#### The data
■ ■ ■ ■ ■
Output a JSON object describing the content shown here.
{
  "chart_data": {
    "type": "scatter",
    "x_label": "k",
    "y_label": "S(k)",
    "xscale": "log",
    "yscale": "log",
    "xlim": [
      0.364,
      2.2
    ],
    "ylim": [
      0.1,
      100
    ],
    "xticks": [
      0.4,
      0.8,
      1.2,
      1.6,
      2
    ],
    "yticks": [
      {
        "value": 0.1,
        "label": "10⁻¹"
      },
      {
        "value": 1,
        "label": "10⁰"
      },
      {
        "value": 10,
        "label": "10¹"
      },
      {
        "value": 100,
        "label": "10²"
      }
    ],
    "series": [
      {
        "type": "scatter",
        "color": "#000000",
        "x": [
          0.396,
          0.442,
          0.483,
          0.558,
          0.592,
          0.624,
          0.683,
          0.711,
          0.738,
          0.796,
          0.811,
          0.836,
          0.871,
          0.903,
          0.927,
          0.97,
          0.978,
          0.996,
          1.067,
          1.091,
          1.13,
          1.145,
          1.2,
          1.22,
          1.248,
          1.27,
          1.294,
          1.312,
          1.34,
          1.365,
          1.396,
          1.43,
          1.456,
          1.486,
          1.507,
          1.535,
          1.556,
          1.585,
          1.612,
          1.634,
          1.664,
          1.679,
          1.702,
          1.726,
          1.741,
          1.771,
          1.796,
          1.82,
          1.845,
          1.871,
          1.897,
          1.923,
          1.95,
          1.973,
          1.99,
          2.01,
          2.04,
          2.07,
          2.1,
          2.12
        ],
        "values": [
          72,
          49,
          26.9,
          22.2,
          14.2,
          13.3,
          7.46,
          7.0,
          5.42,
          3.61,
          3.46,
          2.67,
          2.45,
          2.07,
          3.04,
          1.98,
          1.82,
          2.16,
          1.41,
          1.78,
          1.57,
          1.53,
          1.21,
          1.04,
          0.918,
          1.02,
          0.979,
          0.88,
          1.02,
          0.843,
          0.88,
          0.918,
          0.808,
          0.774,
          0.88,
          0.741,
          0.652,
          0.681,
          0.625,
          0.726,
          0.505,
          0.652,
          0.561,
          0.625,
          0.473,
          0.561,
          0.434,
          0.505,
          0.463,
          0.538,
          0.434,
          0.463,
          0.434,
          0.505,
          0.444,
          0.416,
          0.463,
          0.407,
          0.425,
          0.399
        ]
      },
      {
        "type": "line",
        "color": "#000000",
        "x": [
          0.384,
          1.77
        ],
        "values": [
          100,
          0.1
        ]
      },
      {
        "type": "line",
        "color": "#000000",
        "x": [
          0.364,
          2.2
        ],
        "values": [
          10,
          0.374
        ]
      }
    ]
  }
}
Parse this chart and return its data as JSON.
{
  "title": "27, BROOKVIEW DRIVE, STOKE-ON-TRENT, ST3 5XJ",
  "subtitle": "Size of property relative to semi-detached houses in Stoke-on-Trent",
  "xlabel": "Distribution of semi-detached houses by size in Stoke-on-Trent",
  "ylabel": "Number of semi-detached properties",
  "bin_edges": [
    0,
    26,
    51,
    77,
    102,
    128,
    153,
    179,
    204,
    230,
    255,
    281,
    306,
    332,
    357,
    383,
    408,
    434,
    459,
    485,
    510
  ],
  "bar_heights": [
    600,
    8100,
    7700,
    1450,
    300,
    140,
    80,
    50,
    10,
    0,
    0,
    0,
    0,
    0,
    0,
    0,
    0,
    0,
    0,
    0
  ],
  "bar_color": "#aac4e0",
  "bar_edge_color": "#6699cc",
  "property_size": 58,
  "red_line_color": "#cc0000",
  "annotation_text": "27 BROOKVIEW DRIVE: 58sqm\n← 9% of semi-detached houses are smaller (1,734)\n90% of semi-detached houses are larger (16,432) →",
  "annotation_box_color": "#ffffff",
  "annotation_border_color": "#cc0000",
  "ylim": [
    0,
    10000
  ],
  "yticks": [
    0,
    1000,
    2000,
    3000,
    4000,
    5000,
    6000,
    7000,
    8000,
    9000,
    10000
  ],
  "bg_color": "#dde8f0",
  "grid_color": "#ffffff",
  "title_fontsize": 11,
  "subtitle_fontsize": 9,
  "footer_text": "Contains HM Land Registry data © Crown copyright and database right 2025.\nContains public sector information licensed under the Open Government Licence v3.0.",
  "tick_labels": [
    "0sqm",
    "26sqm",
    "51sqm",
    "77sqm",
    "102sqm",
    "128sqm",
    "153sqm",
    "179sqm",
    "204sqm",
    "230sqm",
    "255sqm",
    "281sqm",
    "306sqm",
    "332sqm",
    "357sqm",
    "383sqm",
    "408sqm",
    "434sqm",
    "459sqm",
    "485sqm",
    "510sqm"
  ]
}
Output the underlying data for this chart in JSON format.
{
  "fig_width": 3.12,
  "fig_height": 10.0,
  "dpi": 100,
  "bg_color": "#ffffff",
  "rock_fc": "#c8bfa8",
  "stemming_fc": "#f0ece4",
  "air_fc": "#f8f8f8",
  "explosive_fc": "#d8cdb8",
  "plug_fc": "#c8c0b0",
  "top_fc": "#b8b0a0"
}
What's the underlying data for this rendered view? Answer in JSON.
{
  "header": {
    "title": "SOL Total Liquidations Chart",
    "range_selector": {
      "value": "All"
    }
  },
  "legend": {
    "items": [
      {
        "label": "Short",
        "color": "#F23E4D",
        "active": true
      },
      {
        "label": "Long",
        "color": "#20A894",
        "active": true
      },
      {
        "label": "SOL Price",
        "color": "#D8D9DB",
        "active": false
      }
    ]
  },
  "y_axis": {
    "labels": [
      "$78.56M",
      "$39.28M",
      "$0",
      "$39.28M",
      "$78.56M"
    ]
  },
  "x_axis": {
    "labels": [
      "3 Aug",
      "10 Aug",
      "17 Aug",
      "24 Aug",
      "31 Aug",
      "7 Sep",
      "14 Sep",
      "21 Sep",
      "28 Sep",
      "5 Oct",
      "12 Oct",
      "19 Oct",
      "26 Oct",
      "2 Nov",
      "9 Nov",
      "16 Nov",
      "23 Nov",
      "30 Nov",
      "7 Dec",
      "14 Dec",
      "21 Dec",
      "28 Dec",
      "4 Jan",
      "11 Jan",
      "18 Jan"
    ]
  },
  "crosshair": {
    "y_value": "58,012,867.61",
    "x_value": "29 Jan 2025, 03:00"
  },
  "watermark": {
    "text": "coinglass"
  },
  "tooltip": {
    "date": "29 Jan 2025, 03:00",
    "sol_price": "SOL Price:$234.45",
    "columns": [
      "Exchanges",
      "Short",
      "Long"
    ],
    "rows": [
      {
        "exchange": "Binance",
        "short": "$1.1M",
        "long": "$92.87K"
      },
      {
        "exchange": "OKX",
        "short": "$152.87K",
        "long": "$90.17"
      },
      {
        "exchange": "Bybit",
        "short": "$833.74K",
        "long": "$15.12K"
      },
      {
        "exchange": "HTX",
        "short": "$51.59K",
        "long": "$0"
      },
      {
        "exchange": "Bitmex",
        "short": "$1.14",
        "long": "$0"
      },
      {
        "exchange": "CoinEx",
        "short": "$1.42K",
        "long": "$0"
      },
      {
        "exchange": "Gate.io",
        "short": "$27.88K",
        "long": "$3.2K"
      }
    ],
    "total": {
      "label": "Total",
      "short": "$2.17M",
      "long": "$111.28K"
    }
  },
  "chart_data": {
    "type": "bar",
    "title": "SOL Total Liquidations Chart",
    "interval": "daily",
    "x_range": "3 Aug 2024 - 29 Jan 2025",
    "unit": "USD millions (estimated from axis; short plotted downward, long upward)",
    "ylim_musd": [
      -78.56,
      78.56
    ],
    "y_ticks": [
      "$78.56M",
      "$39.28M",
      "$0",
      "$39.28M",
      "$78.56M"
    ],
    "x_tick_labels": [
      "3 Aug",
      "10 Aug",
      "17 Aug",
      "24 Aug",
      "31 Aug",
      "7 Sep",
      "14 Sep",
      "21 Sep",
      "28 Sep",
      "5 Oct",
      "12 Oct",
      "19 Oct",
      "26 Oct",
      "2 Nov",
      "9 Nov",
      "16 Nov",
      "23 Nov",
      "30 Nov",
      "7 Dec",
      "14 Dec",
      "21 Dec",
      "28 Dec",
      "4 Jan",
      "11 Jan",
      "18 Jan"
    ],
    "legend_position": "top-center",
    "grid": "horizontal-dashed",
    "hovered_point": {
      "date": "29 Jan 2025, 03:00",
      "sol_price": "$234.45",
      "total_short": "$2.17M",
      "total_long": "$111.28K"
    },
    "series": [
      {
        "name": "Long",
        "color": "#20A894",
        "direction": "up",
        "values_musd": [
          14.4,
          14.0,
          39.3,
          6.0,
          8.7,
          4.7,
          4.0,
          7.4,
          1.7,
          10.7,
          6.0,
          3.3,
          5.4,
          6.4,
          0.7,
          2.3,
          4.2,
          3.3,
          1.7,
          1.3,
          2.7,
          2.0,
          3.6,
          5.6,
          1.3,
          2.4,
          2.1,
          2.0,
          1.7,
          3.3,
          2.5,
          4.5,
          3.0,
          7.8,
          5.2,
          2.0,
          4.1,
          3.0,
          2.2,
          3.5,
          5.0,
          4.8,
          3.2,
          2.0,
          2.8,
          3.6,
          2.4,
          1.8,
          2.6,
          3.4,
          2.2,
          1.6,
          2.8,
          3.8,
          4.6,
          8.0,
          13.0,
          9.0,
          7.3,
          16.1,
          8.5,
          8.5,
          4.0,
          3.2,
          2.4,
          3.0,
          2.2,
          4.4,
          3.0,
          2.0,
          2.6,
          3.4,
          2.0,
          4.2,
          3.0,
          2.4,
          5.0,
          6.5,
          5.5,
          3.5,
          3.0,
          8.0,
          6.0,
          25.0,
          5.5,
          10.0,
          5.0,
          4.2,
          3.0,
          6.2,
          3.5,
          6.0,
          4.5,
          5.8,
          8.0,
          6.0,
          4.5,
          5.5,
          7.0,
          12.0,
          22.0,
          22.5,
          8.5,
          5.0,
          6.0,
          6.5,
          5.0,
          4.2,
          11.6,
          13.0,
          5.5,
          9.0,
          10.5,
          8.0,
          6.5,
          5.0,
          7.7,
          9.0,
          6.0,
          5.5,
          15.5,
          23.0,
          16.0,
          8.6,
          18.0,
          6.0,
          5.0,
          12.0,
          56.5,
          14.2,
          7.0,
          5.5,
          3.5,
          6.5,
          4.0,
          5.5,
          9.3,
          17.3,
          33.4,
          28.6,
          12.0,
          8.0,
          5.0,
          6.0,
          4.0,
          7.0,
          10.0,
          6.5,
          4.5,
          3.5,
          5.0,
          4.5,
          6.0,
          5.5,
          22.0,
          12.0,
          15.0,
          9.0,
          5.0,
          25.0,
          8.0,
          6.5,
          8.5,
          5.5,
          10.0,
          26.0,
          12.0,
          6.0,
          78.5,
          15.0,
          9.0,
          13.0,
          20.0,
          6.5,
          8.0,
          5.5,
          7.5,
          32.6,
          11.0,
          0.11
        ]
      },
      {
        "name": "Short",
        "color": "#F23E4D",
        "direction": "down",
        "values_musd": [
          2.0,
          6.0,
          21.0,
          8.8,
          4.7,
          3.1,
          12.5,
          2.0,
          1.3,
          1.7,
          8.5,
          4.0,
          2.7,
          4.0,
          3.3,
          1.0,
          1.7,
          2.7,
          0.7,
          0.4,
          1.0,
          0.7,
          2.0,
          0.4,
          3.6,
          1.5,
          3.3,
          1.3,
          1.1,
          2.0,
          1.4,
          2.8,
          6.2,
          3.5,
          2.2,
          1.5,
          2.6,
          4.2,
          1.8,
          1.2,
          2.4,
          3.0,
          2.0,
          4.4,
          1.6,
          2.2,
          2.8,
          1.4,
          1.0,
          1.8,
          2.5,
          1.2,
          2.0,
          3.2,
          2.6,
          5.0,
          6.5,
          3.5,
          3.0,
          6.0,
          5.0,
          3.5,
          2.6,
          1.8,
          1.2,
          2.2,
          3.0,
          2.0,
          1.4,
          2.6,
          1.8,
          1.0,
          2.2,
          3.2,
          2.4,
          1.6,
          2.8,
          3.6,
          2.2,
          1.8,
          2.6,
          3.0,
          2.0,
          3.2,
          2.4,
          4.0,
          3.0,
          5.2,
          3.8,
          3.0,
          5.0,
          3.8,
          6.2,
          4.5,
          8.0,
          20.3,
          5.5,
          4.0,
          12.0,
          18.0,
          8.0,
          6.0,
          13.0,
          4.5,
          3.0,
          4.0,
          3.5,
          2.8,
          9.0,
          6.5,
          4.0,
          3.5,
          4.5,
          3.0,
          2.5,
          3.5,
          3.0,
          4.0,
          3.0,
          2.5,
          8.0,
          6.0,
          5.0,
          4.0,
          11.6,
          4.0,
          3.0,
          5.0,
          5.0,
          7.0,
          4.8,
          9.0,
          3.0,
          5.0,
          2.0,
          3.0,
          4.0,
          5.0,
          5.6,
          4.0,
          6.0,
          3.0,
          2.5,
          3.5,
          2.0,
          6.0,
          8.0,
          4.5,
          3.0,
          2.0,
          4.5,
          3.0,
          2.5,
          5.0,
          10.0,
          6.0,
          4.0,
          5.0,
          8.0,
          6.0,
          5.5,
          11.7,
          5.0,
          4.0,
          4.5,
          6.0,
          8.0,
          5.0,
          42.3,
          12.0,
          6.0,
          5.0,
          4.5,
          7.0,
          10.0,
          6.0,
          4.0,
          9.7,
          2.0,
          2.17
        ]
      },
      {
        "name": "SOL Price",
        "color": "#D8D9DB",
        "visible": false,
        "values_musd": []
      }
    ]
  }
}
■ ■ ■ ■ ■
#### What the task asks
Each line holding "houses" must be found and copied.

#### Finished answer
  "subtitle": "Size of property relative to semi-detached houses in Stoke-on-Trent",
  "xlabel": "Distribution of semi-detached houses by size in Stoke-on-Trent",
  "annotation_text": "27 BROOKVIEW DRIVE: 58sqm\n← 9% of semi-detached houses are smaller (1,734)\n90% of semi-detached houses are larger (16,432) →",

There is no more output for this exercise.